§ WHAT IS REQUIRED:
Can you change "Отменить" to "Отмена" in the part of the data that opens with the line containing "field-label: Издательство: [530, 559, 666, 585]" and closes with the line containing "record-field: Заглавие : Вешенка/", then give back only those lines with nothing else altered?
___ MATERIAL PROVIDED ___
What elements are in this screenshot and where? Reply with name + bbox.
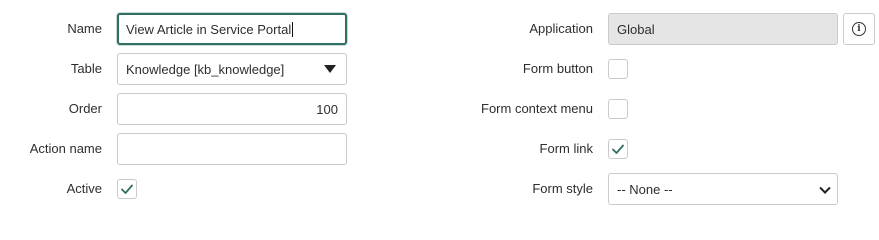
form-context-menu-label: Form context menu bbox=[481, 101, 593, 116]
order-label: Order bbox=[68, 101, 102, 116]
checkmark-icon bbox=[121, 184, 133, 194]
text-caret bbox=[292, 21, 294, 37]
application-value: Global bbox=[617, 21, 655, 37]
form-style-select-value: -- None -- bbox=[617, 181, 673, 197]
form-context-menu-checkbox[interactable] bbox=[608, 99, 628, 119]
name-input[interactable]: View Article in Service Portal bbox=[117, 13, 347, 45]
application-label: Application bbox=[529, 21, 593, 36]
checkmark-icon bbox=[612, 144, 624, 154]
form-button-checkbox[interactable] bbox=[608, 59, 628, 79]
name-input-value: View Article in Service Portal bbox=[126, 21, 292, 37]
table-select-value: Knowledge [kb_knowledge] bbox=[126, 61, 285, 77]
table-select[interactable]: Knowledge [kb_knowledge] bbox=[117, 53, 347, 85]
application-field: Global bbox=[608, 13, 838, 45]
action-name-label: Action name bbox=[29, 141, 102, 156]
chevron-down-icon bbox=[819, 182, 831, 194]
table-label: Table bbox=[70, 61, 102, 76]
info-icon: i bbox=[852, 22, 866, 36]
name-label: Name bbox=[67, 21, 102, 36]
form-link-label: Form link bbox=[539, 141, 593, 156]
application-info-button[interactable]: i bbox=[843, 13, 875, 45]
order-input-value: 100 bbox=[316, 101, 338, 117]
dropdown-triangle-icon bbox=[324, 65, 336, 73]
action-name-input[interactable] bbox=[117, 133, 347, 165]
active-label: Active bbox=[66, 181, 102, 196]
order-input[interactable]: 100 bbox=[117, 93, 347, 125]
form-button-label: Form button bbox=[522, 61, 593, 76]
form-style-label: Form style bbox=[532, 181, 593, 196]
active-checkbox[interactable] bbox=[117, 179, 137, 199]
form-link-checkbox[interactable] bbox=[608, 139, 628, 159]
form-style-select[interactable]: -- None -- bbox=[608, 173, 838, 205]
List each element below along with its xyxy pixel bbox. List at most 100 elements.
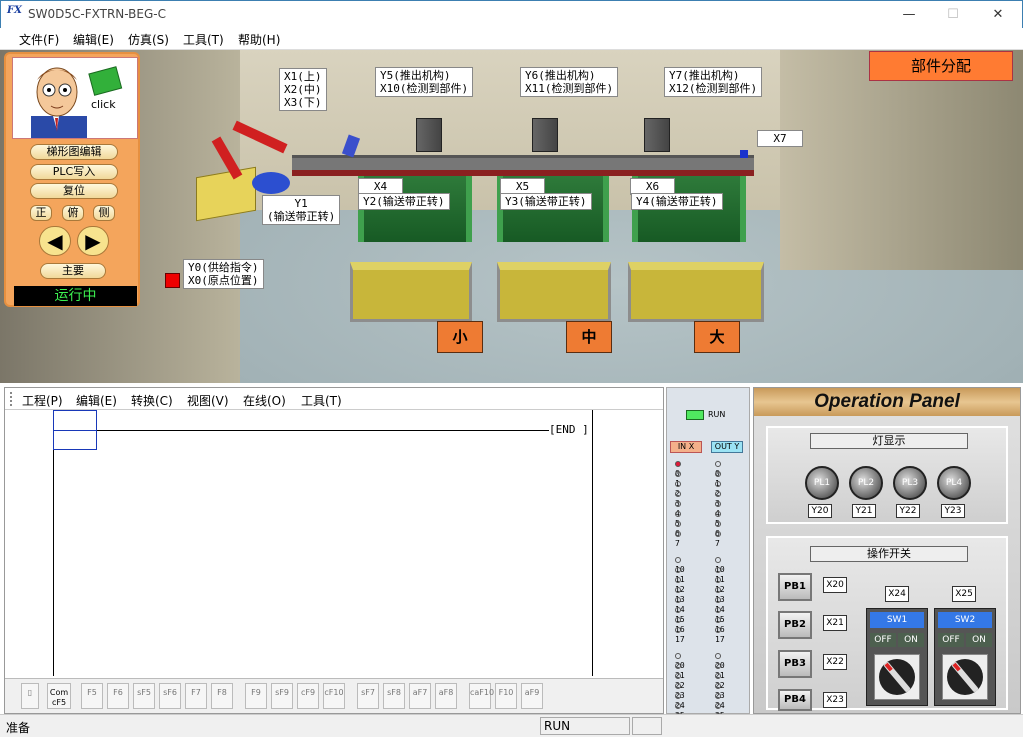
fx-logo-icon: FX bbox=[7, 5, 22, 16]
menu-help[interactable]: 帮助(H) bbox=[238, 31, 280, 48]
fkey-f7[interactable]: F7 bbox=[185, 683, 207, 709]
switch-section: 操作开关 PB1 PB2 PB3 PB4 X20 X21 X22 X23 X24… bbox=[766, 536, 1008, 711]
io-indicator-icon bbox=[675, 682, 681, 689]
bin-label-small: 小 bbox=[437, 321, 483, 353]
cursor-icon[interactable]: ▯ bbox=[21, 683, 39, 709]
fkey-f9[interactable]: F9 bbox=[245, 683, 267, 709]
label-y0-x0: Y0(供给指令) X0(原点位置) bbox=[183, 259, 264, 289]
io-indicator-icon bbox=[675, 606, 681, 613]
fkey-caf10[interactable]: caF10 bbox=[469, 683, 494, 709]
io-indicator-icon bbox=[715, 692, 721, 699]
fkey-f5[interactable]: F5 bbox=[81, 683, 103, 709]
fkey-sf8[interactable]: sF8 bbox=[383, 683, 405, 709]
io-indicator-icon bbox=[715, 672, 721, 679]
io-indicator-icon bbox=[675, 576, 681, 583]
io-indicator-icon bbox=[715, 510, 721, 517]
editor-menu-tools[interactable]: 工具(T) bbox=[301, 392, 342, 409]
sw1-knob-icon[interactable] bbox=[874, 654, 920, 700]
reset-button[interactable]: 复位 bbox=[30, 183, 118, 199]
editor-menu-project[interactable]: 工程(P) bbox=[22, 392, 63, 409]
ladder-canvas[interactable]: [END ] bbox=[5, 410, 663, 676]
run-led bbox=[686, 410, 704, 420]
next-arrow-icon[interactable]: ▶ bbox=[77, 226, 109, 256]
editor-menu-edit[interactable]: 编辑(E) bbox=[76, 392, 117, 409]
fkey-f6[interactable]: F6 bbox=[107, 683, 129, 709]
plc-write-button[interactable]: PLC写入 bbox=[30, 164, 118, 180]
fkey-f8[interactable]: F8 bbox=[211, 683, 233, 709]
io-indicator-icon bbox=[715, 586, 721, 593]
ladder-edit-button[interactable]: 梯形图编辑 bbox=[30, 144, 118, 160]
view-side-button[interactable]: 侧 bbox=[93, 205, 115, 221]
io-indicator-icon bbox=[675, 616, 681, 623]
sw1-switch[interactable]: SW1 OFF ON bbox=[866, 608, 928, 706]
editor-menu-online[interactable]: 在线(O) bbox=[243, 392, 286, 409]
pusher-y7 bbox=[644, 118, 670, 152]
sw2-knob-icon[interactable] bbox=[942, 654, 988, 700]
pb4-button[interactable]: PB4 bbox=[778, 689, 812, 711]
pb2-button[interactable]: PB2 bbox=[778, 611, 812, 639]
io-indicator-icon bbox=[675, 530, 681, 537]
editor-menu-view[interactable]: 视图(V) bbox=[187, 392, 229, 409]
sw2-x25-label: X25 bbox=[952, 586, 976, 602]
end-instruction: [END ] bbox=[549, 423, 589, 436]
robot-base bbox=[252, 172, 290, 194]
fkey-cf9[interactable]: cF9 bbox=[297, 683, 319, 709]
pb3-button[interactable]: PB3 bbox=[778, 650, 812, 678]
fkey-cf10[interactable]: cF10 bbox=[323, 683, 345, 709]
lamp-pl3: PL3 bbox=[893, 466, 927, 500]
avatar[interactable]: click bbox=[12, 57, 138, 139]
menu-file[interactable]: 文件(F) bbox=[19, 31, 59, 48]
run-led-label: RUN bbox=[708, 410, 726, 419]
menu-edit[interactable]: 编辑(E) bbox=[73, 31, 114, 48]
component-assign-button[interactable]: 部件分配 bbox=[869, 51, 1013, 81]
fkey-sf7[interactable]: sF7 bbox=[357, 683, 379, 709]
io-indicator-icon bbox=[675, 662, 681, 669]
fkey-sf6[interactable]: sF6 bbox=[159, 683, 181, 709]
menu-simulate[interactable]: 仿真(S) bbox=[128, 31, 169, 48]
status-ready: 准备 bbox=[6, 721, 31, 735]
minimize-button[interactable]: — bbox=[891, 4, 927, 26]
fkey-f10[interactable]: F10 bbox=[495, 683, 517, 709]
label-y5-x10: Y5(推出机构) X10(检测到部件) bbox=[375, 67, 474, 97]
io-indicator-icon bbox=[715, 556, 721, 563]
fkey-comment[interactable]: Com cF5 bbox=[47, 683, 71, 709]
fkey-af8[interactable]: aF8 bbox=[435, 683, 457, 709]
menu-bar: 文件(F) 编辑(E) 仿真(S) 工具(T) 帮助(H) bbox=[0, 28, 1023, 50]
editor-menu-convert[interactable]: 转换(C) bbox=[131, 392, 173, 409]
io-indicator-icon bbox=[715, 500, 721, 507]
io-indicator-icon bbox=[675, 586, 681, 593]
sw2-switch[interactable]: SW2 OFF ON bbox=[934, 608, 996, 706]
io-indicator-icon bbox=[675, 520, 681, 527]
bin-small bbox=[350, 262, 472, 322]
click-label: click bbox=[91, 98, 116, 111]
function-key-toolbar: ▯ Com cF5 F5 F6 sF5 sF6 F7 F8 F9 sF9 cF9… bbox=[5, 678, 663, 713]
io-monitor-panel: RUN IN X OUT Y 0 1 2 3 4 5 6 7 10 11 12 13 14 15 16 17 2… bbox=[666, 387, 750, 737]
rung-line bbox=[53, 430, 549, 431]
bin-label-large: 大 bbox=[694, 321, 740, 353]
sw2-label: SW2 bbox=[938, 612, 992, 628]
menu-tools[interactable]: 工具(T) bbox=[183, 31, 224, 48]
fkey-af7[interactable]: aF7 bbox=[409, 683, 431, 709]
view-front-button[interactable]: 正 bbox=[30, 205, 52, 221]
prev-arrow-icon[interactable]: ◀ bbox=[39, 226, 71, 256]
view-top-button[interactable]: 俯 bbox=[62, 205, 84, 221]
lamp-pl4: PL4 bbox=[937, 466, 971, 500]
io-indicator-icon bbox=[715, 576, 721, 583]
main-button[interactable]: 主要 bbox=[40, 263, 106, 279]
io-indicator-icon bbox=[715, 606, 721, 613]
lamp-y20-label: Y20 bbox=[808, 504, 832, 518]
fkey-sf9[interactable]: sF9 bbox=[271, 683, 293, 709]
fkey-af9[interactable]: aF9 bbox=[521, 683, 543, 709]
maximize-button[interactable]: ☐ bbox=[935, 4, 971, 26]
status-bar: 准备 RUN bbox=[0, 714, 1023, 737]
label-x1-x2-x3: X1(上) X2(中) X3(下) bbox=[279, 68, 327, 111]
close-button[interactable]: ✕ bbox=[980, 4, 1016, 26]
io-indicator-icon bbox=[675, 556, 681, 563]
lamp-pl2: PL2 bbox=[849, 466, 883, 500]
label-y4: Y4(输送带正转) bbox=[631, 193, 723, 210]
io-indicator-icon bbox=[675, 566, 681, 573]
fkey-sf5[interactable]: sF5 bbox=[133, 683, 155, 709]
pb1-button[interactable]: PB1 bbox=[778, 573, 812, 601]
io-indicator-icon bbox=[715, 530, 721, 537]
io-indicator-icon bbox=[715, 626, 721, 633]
___
___ MATERIAL PROVIDED ___
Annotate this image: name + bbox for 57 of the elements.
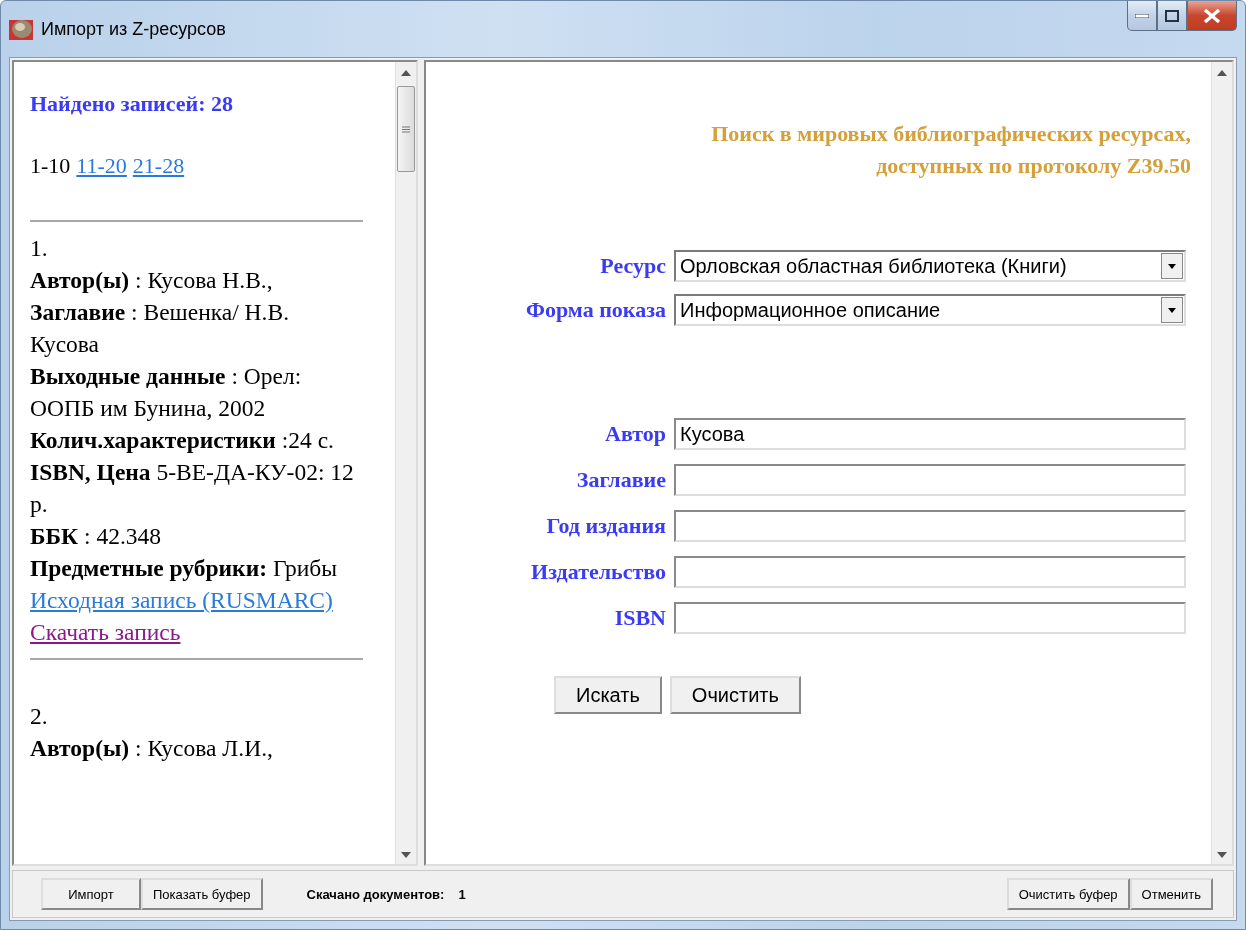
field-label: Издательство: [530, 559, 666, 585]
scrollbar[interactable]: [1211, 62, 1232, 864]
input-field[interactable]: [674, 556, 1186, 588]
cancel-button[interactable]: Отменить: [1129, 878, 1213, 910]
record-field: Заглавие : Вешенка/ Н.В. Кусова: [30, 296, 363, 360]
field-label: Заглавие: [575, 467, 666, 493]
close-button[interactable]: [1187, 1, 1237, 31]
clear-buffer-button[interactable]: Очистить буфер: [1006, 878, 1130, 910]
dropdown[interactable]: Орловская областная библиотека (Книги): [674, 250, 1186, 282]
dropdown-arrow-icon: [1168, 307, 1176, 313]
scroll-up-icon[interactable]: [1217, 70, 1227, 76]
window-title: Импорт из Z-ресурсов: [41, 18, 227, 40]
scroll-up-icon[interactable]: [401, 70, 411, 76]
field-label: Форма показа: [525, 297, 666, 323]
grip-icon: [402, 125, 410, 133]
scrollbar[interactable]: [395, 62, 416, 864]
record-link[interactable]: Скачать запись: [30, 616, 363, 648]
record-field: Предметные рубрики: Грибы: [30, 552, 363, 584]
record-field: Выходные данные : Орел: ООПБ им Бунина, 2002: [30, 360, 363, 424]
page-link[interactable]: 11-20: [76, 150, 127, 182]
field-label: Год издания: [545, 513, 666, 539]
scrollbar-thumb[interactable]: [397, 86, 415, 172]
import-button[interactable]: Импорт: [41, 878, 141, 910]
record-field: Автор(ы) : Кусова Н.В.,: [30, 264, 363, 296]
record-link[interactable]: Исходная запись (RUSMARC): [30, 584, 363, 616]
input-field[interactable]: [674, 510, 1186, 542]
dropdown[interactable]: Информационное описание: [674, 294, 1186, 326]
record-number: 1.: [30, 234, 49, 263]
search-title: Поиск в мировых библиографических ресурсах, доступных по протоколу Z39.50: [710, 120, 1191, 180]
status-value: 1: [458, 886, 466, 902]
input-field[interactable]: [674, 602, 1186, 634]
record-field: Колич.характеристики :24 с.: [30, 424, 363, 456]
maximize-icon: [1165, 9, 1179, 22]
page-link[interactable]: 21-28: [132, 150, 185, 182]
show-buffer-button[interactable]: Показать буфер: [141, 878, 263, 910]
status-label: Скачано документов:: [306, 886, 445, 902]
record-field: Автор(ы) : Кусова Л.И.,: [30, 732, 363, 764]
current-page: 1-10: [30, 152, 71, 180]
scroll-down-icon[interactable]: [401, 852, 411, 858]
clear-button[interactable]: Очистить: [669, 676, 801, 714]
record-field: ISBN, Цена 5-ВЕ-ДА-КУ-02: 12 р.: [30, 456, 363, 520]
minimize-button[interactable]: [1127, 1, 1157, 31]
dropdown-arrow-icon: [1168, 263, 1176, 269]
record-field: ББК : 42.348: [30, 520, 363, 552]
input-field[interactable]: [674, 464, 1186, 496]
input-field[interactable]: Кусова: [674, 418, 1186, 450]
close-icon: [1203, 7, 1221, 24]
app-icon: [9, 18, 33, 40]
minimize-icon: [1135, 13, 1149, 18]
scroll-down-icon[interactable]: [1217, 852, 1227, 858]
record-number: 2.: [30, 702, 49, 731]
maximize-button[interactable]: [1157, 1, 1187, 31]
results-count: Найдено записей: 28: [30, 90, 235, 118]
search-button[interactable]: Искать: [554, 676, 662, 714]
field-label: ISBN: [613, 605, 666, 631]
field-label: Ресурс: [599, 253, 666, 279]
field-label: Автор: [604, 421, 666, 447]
___
§ FULL SOLUTION:
field-label: Издательство: [530, 559, 666, 585]
scrollbar[interactable]: [1211, 62, 1232, 864]
input-field[interactable]: [674, 556, 1186, 588]
cancel-button[interactable]: Отмена: [1129, 878, 1213, 910]
record-field: Заглавие : Вешенка/ Н.В. Кусова: [30, 296, 363, 360]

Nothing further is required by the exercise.